** START OF EXTRACTED INFORMATION **

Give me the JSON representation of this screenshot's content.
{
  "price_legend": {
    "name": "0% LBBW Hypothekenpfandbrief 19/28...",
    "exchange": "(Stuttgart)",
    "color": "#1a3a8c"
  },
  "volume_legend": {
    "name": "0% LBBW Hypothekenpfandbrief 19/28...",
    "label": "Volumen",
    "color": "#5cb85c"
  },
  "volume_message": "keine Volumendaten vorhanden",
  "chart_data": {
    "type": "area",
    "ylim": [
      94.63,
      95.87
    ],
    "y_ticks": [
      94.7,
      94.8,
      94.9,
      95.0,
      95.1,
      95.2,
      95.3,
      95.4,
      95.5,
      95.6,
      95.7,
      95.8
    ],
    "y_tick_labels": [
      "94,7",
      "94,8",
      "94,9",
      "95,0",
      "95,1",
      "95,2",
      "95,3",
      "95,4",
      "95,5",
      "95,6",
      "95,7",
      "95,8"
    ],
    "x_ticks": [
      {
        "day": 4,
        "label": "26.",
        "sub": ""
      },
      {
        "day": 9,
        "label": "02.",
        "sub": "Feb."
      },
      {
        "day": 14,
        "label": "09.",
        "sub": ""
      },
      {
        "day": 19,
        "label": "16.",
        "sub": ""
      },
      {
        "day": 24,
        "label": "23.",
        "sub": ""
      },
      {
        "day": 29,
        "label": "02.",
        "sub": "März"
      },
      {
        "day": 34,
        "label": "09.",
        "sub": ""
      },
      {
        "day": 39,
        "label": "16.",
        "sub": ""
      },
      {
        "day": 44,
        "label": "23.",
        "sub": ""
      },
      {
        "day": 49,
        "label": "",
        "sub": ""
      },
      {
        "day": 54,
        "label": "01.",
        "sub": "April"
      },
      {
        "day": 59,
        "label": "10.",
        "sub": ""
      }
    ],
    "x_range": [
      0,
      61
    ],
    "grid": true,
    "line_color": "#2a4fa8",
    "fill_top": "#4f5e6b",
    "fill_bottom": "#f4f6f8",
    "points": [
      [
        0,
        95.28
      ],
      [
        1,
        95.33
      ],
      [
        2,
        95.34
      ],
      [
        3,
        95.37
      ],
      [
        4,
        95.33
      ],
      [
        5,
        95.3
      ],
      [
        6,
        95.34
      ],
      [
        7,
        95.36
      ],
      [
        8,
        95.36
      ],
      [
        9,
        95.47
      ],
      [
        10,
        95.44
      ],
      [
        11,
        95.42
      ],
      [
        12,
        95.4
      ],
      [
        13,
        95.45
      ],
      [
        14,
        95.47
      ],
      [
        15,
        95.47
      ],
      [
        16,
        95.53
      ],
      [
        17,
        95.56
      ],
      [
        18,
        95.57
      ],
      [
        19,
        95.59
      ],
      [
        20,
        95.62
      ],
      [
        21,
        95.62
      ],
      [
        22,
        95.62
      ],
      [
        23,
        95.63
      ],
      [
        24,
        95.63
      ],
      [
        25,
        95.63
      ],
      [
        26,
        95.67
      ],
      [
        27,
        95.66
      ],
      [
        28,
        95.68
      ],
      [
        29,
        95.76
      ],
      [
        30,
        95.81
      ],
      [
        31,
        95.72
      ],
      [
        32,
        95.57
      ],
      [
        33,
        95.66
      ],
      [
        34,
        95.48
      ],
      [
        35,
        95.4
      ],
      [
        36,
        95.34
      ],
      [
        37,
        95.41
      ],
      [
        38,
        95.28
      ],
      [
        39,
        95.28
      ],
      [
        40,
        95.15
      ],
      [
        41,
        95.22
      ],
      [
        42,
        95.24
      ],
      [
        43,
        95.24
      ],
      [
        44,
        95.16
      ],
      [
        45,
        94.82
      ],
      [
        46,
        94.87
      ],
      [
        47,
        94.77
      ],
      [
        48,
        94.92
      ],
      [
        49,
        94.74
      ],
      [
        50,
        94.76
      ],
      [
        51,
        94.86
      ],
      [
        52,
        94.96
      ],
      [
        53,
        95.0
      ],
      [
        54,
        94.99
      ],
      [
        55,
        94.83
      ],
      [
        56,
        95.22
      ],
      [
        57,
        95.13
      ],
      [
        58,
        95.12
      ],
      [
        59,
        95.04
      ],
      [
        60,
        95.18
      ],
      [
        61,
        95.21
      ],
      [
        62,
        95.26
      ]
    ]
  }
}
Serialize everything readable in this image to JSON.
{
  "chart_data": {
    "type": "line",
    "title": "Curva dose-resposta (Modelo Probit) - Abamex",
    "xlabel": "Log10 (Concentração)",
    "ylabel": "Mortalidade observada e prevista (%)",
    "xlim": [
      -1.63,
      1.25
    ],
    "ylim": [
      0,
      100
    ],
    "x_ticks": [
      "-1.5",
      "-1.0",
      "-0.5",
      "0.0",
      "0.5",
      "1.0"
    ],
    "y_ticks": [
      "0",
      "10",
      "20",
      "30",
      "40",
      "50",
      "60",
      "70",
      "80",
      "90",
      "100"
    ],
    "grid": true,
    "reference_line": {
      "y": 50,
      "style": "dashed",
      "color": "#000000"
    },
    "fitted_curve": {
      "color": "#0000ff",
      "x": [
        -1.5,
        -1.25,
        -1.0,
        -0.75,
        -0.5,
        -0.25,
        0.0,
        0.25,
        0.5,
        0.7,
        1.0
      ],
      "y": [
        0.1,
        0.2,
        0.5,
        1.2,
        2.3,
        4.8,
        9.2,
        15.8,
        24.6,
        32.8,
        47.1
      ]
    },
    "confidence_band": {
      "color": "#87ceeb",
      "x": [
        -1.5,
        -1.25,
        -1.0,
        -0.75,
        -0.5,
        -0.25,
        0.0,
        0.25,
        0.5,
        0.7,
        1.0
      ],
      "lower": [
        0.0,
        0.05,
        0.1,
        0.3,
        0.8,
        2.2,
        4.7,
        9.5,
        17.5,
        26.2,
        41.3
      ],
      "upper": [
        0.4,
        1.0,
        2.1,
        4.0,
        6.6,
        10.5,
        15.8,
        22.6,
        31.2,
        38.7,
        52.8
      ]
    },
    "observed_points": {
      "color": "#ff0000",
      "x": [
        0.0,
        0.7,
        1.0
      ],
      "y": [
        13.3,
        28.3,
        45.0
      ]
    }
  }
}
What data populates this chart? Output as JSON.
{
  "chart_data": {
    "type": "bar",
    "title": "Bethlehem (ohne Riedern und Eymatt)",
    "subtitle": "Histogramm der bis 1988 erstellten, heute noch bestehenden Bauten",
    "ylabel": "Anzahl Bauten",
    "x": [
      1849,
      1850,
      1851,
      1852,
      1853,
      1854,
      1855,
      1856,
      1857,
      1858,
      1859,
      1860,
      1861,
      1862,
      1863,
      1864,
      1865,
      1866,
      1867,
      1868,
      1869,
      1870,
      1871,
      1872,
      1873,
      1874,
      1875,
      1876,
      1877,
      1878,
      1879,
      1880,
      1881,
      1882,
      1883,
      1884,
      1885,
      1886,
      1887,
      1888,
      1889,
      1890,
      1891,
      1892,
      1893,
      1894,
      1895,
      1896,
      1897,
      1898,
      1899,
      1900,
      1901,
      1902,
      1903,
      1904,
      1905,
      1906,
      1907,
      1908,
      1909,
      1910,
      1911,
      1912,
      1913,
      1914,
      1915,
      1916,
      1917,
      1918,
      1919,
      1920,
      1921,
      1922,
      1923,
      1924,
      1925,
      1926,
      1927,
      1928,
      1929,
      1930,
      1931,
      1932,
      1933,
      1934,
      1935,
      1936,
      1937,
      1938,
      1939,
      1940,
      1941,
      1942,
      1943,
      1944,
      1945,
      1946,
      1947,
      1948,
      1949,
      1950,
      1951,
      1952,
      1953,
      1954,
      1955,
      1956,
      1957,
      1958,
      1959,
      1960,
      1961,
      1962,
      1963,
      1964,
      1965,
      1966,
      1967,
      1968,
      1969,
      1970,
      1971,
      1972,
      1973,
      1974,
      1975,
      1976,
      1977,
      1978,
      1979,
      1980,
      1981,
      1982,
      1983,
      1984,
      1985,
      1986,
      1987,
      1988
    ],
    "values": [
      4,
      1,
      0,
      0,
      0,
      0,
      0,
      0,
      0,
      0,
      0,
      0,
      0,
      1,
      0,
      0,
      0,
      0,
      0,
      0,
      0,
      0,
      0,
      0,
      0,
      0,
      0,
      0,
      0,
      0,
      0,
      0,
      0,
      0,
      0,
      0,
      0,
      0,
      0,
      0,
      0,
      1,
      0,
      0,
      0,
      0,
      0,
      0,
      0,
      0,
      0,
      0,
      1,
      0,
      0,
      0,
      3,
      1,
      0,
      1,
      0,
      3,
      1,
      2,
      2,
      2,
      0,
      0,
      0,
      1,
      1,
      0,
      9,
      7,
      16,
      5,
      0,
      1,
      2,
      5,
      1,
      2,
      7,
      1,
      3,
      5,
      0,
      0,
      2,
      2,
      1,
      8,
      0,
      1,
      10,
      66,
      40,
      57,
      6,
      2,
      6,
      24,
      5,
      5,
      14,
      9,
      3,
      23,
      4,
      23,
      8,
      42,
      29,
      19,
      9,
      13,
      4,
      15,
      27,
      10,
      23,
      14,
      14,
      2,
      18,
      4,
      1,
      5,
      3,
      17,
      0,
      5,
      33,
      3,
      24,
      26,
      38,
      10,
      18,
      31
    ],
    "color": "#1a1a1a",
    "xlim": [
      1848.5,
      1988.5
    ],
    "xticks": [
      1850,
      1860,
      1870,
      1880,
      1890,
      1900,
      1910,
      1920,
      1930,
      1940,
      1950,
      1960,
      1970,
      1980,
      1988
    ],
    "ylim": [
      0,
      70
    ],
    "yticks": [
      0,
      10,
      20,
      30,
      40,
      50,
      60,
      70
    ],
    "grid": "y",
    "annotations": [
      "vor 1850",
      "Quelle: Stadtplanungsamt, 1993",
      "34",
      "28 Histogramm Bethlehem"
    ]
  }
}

** END OF EXTRACTED INFORMATION **

■ PROBLEM REQUIREMENTS
Identify the lines of the entries containing the string "JSON". Copy each such line.

■ EXPECTED OUTPUT
Give me the JSON representation of this screenshot's content.
Serialize everything readable in this image to JSON.
What data populates this chart? Output as JSON.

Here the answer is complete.